▸ TASK OBJECTIVE
Set down every record once more, exactly as given.

[Extracted data entries]
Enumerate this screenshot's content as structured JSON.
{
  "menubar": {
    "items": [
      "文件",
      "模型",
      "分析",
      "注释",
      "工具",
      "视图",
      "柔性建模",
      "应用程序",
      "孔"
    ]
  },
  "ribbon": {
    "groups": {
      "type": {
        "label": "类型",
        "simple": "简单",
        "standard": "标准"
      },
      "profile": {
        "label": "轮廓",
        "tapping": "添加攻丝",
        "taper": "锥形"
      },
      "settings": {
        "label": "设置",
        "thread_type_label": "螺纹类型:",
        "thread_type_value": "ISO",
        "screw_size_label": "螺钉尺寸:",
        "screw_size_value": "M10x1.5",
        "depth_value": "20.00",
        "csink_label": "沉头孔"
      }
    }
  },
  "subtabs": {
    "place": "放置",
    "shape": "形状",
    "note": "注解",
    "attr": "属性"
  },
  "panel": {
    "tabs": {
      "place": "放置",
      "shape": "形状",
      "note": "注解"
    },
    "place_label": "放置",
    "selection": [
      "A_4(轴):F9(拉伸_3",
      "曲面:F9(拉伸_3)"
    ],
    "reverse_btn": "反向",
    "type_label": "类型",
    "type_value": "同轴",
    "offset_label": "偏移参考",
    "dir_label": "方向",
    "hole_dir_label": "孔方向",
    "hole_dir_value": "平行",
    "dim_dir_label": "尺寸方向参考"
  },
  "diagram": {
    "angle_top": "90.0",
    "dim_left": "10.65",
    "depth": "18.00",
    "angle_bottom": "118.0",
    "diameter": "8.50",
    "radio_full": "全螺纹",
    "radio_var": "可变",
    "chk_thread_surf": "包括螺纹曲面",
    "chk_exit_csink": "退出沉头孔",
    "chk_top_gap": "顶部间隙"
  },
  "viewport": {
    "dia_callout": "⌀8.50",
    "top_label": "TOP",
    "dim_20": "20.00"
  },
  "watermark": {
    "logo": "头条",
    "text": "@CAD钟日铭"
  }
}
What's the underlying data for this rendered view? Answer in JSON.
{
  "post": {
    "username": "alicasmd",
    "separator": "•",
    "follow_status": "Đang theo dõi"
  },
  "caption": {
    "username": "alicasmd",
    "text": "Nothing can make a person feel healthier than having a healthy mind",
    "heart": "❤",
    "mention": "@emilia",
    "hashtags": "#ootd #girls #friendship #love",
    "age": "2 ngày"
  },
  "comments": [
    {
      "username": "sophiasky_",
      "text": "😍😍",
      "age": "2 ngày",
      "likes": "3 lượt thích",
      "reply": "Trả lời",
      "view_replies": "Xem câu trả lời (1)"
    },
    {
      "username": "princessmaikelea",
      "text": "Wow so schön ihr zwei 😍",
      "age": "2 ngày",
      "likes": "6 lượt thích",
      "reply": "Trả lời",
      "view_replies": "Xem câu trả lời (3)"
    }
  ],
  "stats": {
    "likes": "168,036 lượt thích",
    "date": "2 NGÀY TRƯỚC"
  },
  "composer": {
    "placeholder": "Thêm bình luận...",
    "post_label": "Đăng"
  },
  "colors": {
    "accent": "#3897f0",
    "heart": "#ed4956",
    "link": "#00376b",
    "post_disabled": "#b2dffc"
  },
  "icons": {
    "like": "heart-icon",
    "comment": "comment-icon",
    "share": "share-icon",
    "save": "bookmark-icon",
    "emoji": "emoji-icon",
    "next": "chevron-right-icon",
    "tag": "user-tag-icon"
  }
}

▸ COMPLETE ANSWER
Enumerate this screenshot's content as structured JSON.
{
  "menubar": {
    "items": [
      "文件",
      "模型",
      "分析",
      "注释",
      "工具",
      "视图",
      "柔性建模",
      "应用程序",
      "孔"
    ]
  },
  "ribbon": {
    "groups": {
      "type": {
        "label": "类型",
        "simple": "简单",
        "standard": "标准"
      },
      "profile": {
        "label": "轮廓",
        "tapping": "添加攻丝",
        "taper": "锥形"
      },
      "settings": {
        "label": "设置",
        "thread_type_label": "螺纹类型:",
        "thread_type_value": "ISO",
        "screw_size_label": "螺钉尺寸:",
        "screw_size_value": "M10x1.5",
        "depth_value": "20.00",
        "csink_label": "沉头孔"
      }
    }
  },
  "subtabs": {
    "place": "放置",
    "shape": "形状",
    "note": "注解",
    "attr": "属性"
  },
  "panel": {
    "tabs": {
      "place": "放置",
      "shape": "形状",
      "note": "注解"
    },
    "place_label": "放置",
    "selection": [
      "A_4(轴):F9(拉伸_3",
      "曲面:F9(拉伸_3)"
    ],
    "reverse_btn": "反向",
    "type_label": "类型",
    "type_value": "同轴",
    "offset_label": "偏移参考",
    "dir_label": "方向",
    "hole_dir_label": "孔方向",
    "hole_dir_value": "平行",
    "dim_dir_label": "尺寸方向参考"
  },
  "diagram": {
    "angle_top": "90.0",
    "dim_left": "10.65",
    "depth": "18.00",
    "angle_bottom": "118.0",
    "diameter": "8.50",
    "radio_full": "全螺纹",
    "radio_var": "可变",
    "chk_thread_surf": "包括螺纹曲面",
    "chk_exit_csink": "退出沉头孔",
    "chk_top_gap": "顶部间隙"
  },
  "viewport": {
    "dia_callout": "⌀8.50",
    "top_label": "TOP",
    "dim_20": "20.00"
  },
  "watermark": {
    "logo": "头条",
    "text": "@CAD钟日铭"
  }
}
What's the underlying data for this rendered view? Answer in JSON.
{
  "post": {
    "username": "alicasmd",
    "separator": "•",
    "follow_status": "Đang theo dõi"
  },
  "caption": {
    "username": "alicasmd",
    "text": "Nothing can make a person feel healthier than having a healthy mind",
    "heart": "❤",
    "mention": "@emilia",
    "hashtags": "#ootd #girls #friendship #love",
    "age": "2 ngày"
  },
  "comments": [
    {
      "username": "sophiasky_",
      "text": "😍😍",
      "age": "2 ngày",
      "likes": "3 lượt thích",
      "reply": "Trả lời",
      "view_replies": "Xem câu trả lời (1)"
    },
    {
      "username": "princessmaikelea",
      "text": "Wow so schön ihr zwei 😍",
      "age": "2 ngày",
      "likes": "6 lượt thích",
      "reply": "Trả lời",
      "view_replies": "Xem câu trả lời (3)"
    }
  ],
  "stats": {
    "likes": "168,036 lượt thích",
    "date": "2 NGÀY TRƯỚC"
  },
  "composer": {
    "placeholder": "Thêm bình luận...",
    "post_label": "Đăng"
  },
  "colors": {
    "accent": "#3897f0",
    "heart": "#ed4956",
    "link": "#00376b",
    "post_disabled": "#b2dffc"
  },
  "icons": {
    "like": "heart-icon",
    "comment": "comment-icon",
    "share": "share-icon",
    "save": "bookmark-icon",
    "emoji": "emoji-icon",
    "next": "chevron-right-icon",
    "tag": "user-tag-icon"
  }
}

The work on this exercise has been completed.